== Your objective ==
Leaving out all images, write out the records that follow exactly.

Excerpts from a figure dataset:
○ ○ ○ ○ ○

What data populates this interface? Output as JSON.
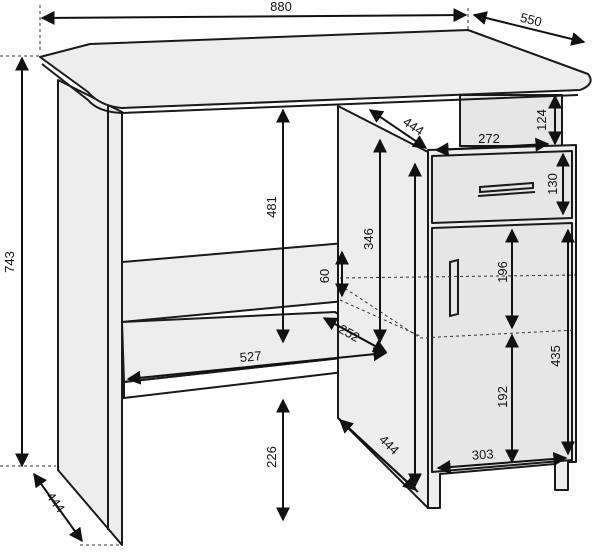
{
  "drawing": {
    "dimensions": {
      "top_width": "880",
      "depth": "550",
      "total_height": "743",
      "base_depth": "444",
      "leg_clearance": "481",
      "lower_clearance": "226",
      "shelf_width": "527",
      "shelf_depth": "252",
      "panel_height": "60",
      "cabinet_depth_top": "444",
      "cabinet_depth_bottom": "444",
      "cabinet_height": "346",
      "drawer_width": "272",
      "drawer_gap": "124",
      "drawer_height": "130",
      "upper_door_section": "196",
      "door_height": "435",
      "lower_door_section": "192",
      "door_width": "303"
    }
  }
}
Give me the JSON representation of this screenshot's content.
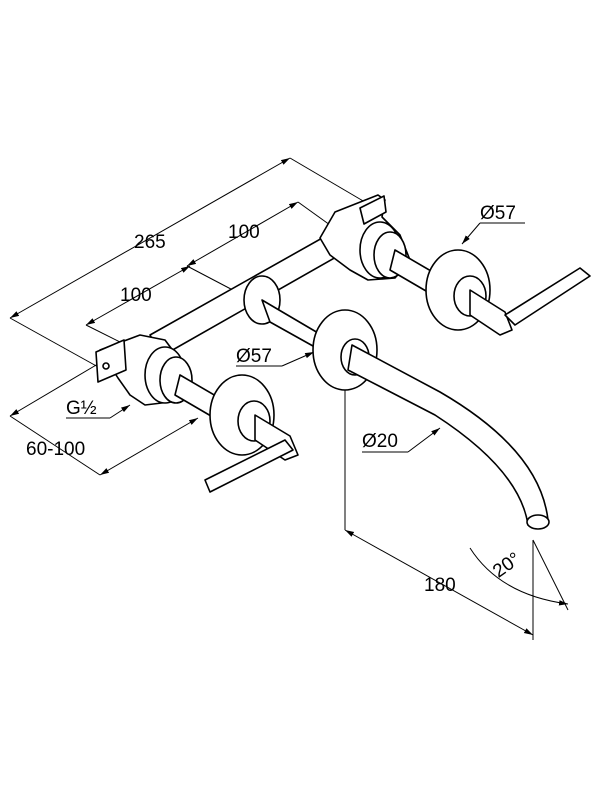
{
  "dimensions": {
    "overall_width": "265",
    "handle_spacing_right": "100",
    "handle_spacing_left": "100",
    "rosette_diameter_right": "Ø57",
    "rosette_diameter_center": "Ø57",
    "spout_diameter": "Ø20",
    "thread": "G½",
    "install_depth": "60-100",
    "spout_projection": "180",
    "spout_angle": "20°"
  }
}
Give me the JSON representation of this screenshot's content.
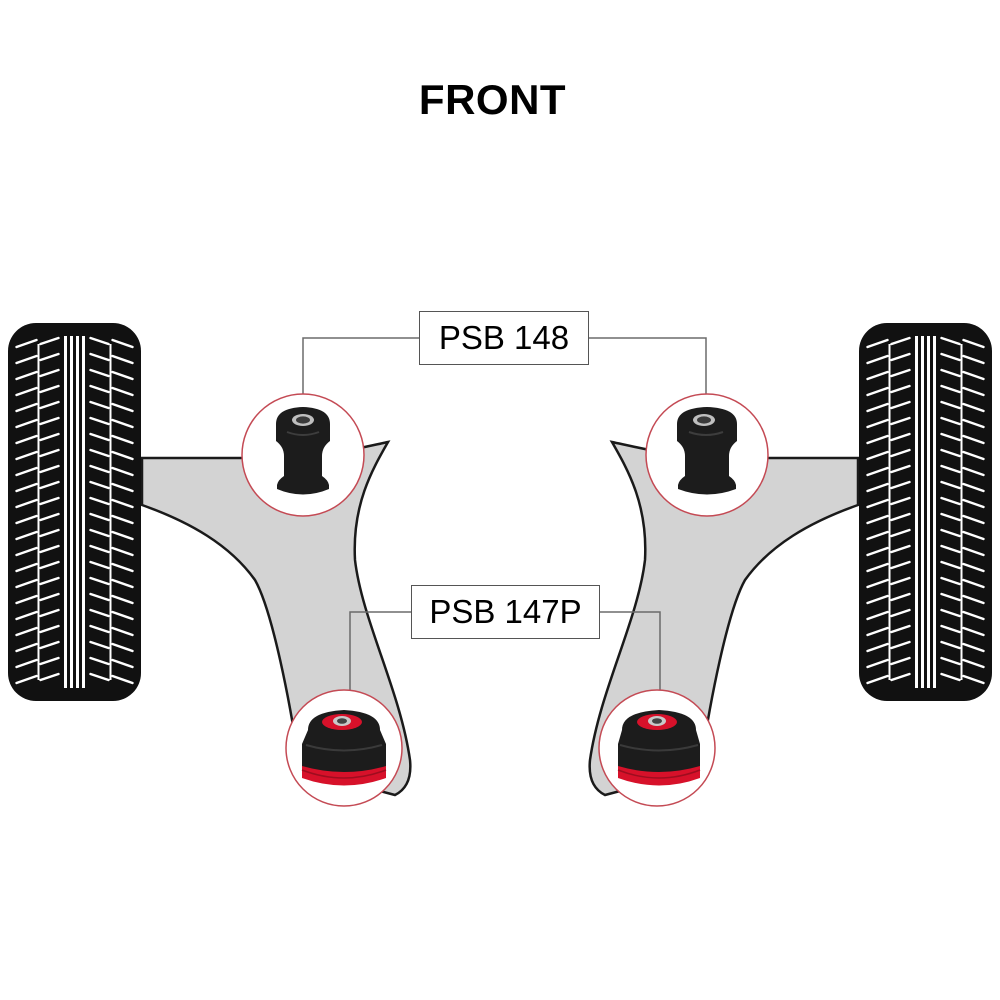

○ ○ ○ ○ ○

== Solution to the exercise ==
What data populates this interface? Output as JSON.
{
  "drawing": {
    "dimensions": {
      "top_width": "880",
      "depth": "550",
      "total_height": "743",
      "base_depth": "444",
      "leg_clearance": "481",
      "lower_clearance": "226",
      "shelf_width": "527",
      "shelf_depth": "252",
      "panel_height": "60",
      "cabinet_depth_top": "444",
      "cabinet_depth_bottom": "444",
      "cabinet_height": "346",
      "drawer_width": "272",
      "drawer_gap": "124",
      "drawer_height": "130",
      "upper_door_section": "196",
      "door_height": "435",
      "lower_door_section": "192",
      "door_width": "303"
    }
  }
}
Give me the JSON representation of this screenshot's content.
{
  "dimensions": {
    "overall_width": "265",
    "handle_spacing_right": "100",
    "handle_spacing_left": "100",
    "rosette_diameter_right": "Ø57",
    "rosette_diameter_center": "Ø57",
    "spout_diameter": "Ø20",
    "thread": "G½",
    "install_depth": "60-100",
    "spout_projection": "180",
    "spout_angle": "20°"
  }
}
Give me the JSON representation of this screenshot's content.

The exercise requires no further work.